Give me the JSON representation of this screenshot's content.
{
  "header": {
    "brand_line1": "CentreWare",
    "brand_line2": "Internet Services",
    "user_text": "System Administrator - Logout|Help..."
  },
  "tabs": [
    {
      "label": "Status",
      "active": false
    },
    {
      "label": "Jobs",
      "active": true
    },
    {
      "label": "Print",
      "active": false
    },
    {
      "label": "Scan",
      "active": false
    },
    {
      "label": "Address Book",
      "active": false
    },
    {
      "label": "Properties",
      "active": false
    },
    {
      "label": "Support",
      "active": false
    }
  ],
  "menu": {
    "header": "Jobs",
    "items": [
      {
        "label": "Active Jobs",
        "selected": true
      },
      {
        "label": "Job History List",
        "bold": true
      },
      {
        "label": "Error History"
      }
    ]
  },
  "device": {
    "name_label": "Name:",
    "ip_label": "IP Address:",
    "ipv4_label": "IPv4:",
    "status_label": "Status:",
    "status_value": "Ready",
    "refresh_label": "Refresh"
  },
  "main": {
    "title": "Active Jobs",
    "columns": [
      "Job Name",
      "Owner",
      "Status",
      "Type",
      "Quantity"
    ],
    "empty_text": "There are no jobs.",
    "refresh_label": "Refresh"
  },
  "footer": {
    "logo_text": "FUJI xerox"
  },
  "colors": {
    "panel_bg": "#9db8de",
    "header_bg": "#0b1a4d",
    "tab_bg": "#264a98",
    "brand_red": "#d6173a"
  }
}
-------
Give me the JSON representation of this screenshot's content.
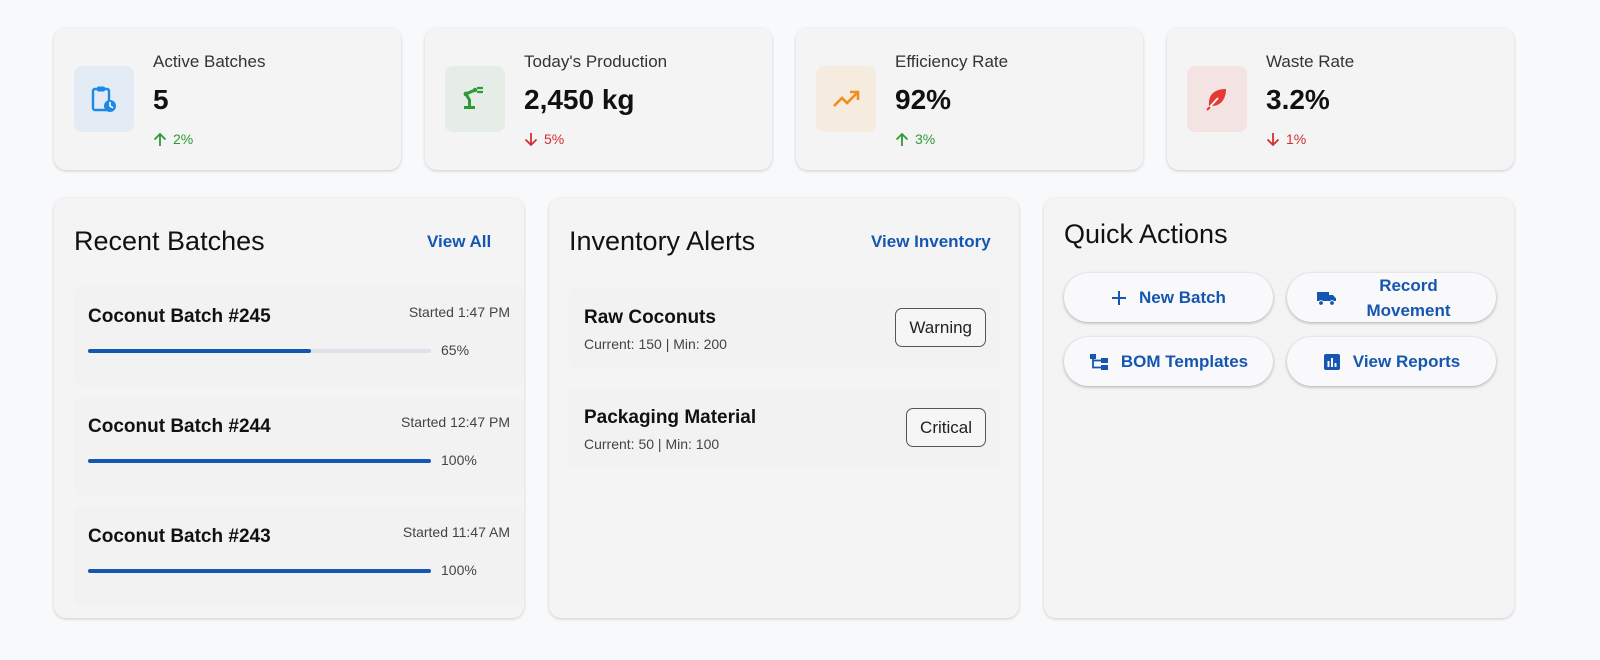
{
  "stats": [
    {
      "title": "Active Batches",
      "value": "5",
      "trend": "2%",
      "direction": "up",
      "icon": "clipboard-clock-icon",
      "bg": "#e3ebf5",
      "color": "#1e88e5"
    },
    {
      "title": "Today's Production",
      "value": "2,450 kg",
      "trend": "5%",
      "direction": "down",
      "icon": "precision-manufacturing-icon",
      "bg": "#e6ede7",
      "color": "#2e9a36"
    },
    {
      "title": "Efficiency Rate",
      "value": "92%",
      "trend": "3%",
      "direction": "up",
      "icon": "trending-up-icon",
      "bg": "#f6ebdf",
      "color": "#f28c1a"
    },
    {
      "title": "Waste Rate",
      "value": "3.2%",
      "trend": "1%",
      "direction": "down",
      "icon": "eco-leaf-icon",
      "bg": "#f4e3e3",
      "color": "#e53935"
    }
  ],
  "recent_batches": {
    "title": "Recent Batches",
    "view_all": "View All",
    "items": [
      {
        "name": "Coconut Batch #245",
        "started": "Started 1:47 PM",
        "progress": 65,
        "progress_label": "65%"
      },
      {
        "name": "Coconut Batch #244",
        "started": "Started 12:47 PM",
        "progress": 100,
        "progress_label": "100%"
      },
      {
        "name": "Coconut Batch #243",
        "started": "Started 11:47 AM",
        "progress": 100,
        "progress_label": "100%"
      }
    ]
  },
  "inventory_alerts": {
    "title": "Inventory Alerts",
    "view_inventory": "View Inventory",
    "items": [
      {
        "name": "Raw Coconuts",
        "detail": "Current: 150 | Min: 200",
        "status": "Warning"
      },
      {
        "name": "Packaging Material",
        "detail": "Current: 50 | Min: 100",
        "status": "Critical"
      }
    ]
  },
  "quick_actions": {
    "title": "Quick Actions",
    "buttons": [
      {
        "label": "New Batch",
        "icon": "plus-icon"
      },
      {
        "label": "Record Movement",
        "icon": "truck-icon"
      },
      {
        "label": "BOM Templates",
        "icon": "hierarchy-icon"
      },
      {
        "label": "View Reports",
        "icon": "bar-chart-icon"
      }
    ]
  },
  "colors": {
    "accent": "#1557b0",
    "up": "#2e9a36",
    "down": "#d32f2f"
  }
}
-------
** GOAL **
From the listing, copy every line where the string "title" appears.

** WORKED ANSWER **
    "title": "Active Jobs",
      "title": "Active Batches",
      "title": "Today's Production",
      "title": "Efficiency Rate",
      "title": "Waste Rate",
    "title": "Recent Batches",
    "title": "Inventory Alerts",
    "title": "Quick Actions",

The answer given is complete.